#### What is expected
Select the lines that contain "observe" and copy each of them.

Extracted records
>> Begin

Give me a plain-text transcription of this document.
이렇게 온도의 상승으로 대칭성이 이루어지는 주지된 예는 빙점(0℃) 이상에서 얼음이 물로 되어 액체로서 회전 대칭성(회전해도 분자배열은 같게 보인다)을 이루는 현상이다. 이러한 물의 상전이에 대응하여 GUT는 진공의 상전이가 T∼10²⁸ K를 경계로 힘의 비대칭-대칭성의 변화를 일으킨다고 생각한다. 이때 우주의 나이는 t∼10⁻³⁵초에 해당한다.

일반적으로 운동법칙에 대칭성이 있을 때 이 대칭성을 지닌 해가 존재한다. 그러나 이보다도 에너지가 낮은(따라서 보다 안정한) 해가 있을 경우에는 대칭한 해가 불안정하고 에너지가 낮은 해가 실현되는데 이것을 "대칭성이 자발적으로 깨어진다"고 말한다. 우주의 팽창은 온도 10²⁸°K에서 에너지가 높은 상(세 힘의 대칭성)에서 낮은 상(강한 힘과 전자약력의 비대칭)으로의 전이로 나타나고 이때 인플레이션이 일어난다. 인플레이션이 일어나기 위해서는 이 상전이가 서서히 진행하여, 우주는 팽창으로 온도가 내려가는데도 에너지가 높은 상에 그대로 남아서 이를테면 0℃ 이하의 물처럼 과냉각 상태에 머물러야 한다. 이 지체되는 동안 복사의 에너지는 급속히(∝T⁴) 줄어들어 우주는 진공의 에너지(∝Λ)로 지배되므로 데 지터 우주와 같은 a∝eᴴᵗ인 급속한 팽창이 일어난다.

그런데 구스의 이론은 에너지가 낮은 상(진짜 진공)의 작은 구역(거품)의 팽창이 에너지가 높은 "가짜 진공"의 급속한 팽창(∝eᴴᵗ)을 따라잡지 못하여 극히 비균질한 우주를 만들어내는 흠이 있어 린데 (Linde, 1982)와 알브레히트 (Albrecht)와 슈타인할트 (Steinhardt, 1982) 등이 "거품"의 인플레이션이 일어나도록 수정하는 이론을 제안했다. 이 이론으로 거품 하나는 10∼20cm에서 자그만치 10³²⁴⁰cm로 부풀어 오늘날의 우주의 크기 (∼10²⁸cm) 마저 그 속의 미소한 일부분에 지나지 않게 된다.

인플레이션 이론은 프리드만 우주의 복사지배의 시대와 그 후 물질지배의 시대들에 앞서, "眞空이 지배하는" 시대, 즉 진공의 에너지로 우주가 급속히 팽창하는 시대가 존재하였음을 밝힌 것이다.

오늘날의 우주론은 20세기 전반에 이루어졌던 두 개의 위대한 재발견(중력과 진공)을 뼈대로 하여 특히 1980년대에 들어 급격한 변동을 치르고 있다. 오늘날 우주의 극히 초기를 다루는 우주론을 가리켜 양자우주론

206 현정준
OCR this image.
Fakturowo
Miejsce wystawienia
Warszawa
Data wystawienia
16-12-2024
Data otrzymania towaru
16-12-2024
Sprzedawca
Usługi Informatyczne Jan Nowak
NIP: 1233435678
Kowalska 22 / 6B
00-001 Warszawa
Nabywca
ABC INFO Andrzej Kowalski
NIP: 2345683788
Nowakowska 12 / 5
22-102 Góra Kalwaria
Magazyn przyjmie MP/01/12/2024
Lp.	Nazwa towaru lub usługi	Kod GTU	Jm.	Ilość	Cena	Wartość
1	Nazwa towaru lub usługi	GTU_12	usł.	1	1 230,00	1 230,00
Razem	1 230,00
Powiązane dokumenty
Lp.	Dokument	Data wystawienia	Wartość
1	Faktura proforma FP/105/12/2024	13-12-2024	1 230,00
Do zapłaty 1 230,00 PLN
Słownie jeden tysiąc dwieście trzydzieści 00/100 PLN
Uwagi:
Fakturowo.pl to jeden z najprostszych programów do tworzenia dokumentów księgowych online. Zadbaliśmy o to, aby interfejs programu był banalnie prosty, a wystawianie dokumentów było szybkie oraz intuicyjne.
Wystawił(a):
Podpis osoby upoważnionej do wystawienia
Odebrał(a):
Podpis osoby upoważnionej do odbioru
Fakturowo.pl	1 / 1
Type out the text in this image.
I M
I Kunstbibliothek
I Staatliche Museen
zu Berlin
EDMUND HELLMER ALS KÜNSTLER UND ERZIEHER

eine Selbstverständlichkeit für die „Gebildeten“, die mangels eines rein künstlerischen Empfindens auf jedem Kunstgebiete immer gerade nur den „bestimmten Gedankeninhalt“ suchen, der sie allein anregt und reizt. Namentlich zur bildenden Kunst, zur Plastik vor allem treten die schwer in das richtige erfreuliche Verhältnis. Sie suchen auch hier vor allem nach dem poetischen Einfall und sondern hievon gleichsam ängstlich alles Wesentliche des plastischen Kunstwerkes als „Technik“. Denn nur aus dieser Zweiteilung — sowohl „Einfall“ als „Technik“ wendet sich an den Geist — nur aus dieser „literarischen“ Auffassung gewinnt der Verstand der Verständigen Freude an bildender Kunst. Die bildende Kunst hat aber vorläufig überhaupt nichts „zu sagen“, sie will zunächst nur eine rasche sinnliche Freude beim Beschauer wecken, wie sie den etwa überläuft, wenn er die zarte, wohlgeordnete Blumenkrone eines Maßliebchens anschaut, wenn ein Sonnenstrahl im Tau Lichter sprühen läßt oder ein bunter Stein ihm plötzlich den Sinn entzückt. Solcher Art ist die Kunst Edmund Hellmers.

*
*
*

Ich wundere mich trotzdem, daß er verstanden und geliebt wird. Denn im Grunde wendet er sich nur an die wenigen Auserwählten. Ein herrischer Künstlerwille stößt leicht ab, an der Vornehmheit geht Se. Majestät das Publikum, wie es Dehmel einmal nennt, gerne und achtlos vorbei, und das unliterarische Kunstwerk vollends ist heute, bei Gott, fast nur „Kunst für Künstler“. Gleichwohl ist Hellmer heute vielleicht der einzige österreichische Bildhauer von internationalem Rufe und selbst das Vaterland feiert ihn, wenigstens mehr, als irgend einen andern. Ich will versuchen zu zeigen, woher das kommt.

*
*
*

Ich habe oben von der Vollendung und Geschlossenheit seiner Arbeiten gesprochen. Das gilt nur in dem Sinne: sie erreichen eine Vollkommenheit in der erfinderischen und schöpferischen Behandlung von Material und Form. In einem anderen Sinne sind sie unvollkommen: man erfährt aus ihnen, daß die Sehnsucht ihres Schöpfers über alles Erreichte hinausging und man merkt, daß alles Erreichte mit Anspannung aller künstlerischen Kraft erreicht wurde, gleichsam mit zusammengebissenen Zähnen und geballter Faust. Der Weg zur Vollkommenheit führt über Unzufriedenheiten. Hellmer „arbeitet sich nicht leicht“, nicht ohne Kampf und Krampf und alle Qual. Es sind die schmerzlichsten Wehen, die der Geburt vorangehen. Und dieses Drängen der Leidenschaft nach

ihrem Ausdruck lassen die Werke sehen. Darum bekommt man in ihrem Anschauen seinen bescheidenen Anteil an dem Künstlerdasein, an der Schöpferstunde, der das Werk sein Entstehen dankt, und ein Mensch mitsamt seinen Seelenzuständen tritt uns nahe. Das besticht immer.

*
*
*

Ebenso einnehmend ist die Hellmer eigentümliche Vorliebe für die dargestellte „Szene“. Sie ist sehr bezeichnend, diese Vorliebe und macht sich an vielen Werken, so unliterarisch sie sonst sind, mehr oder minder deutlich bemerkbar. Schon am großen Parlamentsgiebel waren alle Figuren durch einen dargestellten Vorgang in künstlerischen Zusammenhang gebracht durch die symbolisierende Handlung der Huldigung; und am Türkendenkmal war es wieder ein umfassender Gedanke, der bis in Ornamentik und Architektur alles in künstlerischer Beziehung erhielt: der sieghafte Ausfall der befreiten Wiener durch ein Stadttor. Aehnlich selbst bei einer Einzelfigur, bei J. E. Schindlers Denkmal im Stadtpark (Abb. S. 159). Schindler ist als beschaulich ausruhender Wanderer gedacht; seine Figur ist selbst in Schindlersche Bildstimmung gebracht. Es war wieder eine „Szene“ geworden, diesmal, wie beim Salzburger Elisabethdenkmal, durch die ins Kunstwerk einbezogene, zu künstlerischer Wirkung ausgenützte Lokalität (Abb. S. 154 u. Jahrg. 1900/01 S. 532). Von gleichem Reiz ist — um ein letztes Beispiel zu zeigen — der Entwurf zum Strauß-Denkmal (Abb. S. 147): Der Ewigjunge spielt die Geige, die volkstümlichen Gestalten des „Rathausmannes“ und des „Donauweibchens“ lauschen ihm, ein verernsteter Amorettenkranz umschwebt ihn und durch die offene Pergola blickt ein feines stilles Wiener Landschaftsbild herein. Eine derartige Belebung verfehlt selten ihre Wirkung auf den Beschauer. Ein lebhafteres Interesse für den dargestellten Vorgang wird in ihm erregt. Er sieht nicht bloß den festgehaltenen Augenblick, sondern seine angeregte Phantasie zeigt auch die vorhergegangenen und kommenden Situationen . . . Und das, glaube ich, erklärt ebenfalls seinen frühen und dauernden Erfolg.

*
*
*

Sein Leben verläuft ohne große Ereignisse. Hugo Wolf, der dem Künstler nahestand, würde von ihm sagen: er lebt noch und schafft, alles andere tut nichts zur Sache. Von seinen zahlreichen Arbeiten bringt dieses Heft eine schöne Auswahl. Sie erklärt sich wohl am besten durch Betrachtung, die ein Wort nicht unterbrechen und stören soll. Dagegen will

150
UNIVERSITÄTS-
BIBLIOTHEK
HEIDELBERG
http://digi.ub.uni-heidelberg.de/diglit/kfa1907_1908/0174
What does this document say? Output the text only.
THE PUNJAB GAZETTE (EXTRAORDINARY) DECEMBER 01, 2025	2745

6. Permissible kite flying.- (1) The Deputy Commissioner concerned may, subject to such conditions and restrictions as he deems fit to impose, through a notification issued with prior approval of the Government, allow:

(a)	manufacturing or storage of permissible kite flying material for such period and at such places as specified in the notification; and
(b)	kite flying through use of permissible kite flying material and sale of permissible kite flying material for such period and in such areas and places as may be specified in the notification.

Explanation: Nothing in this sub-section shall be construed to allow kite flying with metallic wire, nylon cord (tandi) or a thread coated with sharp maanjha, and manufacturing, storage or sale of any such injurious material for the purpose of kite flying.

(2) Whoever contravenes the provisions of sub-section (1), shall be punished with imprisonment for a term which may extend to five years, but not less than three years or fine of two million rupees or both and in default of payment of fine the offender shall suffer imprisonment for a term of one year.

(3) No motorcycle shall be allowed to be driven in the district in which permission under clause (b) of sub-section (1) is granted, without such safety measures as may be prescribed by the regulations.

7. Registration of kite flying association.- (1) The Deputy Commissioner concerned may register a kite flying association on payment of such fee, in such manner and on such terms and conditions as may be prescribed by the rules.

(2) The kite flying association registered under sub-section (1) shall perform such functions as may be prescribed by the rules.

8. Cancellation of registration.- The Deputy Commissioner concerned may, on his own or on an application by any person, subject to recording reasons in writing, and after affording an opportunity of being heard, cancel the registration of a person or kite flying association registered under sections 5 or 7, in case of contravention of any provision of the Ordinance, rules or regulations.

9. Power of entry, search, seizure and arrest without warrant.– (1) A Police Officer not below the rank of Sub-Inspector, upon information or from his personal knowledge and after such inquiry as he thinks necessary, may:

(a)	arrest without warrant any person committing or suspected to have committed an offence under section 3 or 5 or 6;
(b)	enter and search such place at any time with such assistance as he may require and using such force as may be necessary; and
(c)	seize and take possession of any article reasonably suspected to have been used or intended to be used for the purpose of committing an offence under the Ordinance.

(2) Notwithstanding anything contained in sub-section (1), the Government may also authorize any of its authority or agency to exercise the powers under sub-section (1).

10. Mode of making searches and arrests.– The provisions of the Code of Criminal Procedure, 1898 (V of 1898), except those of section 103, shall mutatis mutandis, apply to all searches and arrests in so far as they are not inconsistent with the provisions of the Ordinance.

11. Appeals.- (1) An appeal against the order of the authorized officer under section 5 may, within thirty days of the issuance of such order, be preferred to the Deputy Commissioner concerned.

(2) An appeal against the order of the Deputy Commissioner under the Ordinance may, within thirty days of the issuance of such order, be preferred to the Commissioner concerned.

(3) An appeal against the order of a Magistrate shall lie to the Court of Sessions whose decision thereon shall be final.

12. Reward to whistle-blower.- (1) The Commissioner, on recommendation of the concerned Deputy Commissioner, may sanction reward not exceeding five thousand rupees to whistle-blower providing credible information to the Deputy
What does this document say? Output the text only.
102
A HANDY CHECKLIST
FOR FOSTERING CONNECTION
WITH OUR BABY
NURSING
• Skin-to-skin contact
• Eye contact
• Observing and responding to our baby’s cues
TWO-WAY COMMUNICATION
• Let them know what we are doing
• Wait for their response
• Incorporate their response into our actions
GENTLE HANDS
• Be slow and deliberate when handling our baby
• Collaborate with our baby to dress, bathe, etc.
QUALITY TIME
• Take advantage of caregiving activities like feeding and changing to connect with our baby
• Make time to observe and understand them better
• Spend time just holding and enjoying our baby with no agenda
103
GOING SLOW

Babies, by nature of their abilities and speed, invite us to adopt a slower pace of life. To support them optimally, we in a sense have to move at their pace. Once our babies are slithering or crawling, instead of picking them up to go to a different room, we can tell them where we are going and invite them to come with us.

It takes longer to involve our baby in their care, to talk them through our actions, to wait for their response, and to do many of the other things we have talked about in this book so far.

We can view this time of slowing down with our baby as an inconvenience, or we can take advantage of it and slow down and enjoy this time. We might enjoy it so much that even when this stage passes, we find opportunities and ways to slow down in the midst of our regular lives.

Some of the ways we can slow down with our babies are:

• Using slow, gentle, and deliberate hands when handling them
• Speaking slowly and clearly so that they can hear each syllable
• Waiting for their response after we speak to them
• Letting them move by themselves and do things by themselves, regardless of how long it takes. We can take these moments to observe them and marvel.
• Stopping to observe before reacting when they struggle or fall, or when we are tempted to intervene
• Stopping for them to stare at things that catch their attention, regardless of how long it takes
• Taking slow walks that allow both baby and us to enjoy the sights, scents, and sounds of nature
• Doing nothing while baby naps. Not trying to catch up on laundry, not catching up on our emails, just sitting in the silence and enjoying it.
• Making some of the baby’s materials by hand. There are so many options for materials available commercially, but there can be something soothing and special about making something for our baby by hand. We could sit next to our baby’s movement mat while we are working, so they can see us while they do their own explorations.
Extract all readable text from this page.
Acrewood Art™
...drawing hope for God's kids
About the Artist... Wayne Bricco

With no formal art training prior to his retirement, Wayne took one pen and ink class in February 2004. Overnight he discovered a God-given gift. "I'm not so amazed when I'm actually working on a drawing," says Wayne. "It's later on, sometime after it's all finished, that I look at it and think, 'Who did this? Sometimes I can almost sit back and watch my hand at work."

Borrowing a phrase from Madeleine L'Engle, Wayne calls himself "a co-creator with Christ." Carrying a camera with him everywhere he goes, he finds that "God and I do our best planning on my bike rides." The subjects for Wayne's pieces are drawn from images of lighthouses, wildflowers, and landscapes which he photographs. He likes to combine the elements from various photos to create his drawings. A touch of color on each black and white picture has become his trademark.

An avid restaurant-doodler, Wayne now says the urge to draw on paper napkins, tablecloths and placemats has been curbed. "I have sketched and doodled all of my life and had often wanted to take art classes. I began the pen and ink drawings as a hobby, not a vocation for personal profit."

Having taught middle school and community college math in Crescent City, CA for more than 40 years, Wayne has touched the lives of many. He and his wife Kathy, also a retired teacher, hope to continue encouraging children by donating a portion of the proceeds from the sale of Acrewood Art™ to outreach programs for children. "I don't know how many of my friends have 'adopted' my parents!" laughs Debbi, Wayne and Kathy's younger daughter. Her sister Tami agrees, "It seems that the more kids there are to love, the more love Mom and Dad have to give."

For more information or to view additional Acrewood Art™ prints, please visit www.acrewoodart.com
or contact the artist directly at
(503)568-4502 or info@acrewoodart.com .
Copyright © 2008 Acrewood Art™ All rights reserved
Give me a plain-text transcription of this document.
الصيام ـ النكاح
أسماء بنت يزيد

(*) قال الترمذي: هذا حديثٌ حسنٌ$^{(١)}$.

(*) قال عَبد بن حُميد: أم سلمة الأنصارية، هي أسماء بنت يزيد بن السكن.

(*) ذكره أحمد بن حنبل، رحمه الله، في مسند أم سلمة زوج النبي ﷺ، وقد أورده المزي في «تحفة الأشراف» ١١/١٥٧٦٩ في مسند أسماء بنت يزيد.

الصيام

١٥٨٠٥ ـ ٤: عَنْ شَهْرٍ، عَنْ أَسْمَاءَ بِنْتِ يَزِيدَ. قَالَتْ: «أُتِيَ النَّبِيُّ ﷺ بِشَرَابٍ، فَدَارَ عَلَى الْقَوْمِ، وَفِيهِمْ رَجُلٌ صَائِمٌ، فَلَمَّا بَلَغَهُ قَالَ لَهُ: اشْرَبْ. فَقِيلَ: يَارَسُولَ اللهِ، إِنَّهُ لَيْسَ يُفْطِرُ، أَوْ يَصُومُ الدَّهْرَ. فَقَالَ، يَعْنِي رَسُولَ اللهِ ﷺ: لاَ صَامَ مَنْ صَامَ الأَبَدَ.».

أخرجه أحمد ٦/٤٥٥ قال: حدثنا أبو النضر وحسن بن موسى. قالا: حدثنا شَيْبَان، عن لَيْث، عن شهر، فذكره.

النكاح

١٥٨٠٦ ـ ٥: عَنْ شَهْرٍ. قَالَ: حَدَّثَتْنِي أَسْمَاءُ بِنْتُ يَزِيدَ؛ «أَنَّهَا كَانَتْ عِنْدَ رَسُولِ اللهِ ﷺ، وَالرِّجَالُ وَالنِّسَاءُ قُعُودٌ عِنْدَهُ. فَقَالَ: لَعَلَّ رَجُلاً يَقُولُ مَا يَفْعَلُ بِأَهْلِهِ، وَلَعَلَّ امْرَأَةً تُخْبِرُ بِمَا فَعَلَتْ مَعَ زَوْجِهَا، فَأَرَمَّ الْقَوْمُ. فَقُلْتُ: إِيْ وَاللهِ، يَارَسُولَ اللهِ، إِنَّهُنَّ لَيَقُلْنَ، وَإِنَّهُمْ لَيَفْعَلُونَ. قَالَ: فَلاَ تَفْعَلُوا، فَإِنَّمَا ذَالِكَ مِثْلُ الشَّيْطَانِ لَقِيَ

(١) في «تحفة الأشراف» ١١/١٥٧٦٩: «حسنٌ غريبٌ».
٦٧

>> End

#### Full answer
• Make time to observe and understand them better
• Letting them move by themselves and do things by themselves, regardless of how long it takes. We can take these moments to observe them and marvel.
• Stopping to observe before reacting when they struggle or fall, or when we are tempted to intervene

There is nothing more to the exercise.